**SET TASK**
Quote the data below in full, please, without altering anything.
>> BEGIN MATERIAL FOR THIS TASK
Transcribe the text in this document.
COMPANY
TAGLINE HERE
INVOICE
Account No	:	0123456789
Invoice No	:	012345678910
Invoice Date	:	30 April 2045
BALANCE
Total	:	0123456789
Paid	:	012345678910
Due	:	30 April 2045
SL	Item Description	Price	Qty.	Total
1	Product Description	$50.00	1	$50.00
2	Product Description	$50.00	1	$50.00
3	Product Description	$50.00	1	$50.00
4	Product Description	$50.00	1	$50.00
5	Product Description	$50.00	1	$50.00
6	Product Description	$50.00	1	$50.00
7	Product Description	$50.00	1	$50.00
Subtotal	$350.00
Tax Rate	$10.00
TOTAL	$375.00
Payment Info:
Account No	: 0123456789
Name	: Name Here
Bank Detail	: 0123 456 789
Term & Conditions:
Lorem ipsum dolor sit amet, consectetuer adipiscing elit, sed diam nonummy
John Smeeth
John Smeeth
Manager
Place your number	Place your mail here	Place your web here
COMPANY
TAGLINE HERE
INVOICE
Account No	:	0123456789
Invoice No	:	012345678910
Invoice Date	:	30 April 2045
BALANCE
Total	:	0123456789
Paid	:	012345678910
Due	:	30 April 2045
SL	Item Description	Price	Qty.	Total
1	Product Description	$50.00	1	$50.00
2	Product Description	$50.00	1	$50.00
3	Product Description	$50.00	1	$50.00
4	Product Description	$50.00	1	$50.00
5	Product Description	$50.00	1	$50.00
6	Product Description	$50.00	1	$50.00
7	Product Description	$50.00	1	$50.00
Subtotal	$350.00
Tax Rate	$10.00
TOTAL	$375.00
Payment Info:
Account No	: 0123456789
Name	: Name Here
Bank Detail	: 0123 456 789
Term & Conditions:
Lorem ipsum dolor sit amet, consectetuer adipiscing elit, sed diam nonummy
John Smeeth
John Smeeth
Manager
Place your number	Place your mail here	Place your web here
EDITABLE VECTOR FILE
>> END MATERIAL FOR THIS TASK
**ANSWER TO THIS TASK**
Transcribe the text in this document.
COMPANY
TAGLINE HERE
INVOICE
Account No	:	0123456789
Invoice No	:	012345678910
Invoice Date	:	30 April 2045
BALANCE
Total	:	0123456789
Paid	:	012345678910
Due	:	30 April 2045
SL	Item Description	Price	Qty.	Total
1	Product Description	$50.00	1	$50.00
2	Product Description	$50.00	1	$50.00
3	Product Description	$50.00	1	$50.00
4	Product Description	$50.00	1	$50.00
5	Product Description	$50.00	1	$50.00
6	Product Description	$50.00	1	$50.00
7	Product Description	$50.00	1	$50.00
Subtotal	$350.00
Tax Rate	$10.00
TOTAL	$375.00
Payment Info:
Account No	: 0123456789
Name	: Name Here
Bank Detail	: 0123 456 789
Term & Conditions:
Lorem ipsum dolor sit amet, consectetuer adipiscing elit, sed diam nonummy
John Smeeth
John Smeeth
Manager
Place your number	Place your mail here	Place your web here
COMPANY
TAGLINE HERE
INVOICE
Account No	:	0123456789
Invoice No	:	012345678910
Invoice Date	:	30 April 2045
BALANCE
Total	:	0123456789
Paid	:	012345678910
Due	:	30 April 2045
SL	Item Description	Price	Qty.	Total
1	Product Description	$50.00	1	$50.00
2	Product Description	$50.00	1	$50.00
3	Product Description	$50.00	1	$50.00
4	Product Description	$50.00	1	$50.00
5	Product Description	$50.00	1	$50.00
6	Product Description	$50.00	1	$50.00
7	Product Description	$50.00	1	$50.00
Subtotal	$350.00
Tax Rate	$10.00
TOTAL	$375.00
Payment Info:
Account No	: 0123456789
Name	: Name Here
Bank Detail	: 0123 456 789
Term & Conditions:
Lorem ipsum dolor sit amet, consectetuer adipiscing elit, sed diam nonummy
John Smeeth
John Smeeth
Manager
Place your number	Place your mail here	Place your web here
EDITABLE VECTOR FILE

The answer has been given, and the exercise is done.